## Aim
Answer with one number only: the number of lines that contain "placeholder".

## Exercise data
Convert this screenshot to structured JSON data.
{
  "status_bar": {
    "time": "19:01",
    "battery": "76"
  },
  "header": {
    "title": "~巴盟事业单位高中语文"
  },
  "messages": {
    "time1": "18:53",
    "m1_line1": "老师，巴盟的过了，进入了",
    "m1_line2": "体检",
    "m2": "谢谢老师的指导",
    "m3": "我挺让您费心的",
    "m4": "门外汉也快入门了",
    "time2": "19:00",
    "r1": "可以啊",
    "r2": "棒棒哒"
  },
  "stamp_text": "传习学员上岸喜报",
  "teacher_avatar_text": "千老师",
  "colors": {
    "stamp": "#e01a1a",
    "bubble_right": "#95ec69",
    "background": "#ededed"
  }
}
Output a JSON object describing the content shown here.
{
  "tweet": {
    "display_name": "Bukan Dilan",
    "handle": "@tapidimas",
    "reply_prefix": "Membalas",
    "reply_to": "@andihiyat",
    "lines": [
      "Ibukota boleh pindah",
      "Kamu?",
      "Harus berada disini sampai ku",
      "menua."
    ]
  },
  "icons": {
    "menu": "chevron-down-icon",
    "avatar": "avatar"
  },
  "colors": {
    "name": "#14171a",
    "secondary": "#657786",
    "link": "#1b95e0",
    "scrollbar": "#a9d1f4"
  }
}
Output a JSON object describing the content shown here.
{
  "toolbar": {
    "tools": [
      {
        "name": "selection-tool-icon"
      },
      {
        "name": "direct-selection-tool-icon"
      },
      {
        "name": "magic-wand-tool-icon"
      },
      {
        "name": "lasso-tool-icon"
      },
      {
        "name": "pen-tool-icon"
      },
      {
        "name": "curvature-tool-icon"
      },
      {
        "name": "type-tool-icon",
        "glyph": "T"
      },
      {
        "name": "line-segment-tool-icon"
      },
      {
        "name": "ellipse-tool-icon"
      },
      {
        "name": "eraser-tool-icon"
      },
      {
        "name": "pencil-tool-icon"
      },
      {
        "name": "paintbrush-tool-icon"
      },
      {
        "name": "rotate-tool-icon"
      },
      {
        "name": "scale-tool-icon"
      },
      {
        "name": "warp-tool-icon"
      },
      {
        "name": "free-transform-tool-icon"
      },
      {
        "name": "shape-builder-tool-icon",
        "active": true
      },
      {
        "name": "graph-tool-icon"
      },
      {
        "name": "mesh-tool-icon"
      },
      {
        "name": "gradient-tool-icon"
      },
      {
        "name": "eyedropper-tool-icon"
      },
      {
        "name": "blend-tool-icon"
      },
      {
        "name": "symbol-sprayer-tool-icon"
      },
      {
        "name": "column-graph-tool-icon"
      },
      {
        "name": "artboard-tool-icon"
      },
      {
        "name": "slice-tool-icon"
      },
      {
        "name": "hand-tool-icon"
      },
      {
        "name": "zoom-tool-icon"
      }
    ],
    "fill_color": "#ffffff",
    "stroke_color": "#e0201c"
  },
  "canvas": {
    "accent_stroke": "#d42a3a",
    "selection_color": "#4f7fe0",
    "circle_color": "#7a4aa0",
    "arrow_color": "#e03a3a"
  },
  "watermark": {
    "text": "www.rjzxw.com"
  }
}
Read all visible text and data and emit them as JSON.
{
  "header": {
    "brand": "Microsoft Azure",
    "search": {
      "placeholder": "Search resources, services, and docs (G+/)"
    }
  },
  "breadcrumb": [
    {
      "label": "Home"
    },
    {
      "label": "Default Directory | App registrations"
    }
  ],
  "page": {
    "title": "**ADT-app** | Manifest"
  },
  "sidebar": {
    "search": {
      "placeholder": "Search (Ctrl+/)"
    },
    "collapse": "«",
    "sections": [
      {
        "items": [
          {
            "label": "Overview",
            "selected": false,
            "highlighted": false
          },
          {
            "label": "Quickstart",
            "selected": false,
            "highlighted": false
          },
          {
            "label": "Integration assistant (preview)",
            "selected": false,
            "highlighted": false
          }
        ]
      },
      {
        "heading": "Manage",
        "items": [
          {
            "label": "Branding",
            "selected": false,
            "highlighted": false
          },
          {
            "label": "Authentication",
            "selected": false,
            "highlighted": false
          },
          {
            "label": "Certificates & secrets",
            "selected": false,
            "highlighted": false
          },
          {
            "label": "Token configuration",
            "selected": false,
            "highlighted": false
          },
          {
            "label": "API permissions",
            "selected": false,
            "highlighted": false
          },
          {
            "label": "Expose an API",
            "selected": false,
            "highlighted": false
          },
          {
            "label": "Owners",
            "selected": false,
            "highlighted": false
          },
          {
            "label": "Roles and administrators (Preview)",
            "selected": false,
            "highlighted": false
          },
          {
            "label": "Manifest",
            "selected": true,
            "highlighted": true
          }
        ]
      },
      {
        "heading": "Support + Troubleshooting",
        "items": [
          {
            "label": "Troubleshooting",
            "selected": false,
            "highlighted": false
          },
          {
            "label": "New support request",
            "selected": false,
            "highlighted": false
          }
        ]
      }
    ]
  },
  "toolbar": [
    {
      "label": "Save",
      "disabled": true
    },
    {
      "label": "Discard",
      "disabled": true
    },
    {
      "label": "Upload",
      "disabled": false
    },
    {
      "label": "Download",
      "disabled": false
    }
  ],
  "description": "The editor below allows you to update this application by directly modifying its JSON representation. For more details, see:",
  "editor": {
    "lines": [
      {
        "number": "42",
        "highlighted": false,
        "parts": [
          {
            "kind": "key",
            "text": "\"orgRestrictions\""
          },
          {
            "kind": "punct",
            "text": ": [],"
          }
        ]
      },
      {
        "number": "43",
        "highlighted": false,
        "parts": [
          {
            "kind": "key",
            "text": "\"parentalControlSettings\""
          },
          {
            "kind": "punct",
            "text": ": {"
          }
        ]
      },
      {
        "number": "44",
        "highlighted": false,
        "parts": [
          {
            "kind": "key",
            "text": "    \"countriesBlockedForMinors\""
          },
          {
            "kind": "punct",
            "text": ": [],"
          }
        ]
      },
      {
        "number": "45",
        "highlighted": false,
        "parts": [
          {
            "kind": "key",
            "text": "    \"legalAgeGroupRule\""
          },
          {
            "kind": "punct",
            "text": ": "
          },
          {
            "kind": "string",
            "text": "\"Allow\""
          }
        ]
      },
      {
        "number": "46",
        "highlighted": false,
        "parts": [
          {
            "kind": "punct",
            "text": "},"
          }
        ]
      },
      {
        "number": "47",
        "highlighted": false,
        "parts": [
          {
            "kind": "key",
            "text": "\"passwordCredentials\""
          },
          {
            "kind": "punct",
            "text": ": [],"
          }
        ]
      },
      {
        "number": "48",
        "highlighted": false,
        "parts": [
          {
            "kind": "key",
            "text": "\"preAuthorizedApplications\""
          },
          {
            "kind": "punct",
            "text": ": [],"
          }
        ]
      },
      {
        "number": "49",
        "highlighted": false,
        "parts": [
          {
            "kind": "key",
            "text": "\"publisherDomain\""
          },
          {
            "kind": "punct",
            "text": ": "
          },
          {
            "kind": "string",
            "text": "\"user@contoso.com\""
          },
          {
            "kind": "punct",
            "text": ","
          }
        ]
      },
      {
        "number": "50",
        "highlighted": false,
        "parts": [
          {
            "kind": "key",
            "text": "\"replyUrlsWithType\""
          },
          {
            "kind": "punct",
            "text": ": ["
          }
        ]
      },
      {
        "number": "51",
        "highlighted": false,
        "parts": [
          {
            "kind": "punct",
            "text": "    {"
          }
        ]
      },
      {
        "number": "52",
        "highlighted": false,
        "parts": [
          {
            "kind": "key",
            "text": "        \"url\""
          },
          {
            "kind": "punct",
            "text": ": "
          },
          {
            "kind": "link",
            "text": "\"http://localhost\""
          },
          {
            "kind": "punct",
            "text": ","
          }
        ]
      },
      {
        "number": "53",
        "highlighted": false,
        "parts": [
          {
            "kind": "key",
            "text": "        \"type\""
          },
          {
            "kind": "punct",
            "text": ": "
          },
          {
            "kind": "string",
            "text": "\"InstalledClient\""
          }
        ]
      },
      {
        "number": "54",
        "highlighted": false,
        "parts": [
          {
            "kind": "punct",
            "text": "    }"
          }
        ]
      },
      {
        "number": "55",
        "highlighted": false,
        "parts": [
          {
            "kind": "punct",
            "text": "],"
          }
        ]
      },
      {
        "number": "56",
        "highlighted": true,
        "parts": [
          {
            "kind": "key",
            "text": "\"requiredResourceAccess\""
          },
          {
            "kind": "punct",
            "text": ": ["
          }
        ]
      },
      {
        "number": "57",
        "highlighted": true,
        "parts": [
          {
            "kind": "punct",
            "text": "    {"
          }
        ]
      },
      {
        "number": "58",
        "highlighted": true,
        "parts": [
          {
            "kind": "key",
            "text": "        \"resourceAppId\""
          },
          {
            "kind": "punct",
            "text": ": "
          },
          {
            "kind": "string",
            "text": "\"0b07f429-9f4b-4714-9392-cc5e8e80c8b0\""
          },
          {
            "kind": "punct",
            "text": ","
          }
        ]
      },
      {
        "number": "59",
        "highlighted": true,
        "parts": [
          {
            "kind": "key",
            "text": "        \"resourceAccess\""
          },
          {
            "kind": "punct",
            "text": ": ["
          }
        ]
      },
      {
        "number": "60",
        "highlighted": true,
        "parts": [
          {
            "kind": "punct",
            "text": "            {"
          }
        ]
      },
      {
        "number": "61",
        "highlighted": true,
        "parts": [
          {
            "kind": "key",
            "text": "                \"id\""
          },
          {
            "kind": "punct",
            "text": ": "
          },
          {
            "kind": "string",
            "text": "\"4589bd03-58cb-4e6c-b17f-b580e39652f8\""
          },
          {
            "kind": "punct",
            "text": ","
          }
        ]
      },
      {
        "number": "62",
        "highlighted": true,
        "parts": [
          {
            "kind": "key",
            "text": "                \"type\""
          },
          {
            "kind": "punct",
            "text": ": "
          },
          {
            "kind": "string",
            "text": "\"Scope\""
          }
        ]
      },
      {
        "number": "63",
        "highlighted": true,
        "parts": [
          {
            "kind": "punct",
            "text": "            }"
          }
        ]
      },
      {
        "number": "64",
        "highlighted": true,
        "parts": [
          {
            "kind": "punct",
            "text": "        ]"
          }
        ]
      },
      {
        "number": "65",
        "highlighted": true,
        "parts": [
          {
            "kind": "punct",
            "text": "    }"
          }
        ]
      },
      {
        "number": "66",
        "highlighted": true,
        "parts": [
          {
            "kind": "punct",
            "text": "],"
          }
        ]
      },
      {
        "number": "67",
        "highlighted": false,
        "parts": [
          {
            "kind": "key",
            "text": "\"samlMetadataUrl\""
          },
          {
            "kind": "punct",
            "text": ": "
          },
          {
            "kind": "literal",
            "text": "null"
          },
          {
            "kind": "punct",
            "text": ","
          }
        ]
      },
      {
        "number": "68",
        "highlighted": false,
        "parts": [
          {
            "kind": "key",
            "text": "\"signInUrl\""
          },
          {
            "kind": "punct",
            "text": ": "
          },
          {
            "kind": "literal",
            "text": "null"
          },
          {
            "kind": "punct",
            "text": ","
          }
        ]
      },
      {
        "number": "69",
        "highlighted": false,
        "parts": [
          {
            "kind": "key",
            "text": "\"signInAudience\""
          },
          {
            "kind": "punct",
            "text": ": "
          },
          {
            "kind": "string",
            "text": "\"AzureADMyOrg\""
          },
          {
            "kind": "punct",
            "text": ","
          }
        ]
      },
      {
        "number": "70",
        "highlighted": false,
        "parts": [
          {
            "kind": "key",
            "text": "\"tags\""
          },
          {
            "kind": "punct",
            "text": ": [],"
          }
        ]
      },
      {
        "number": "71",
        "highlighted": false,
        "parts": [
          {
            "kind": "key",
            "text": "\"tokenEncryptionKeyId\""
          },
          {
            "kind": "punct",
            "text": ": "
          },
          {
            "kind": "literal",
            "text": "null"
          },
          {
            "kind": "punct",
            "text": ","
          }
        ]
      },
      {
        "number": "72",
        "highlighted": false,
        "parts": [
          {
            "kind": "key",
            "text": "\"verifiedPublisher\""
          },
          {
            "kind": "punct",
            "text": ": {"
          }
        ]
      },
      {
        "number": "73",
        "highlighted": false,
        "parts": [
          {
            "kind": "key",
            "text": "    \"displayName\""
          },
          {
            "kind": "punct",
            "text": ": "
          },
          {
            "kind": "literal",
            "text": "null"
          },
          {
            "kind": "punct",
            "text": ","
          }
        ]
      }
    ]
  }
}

## Response below
2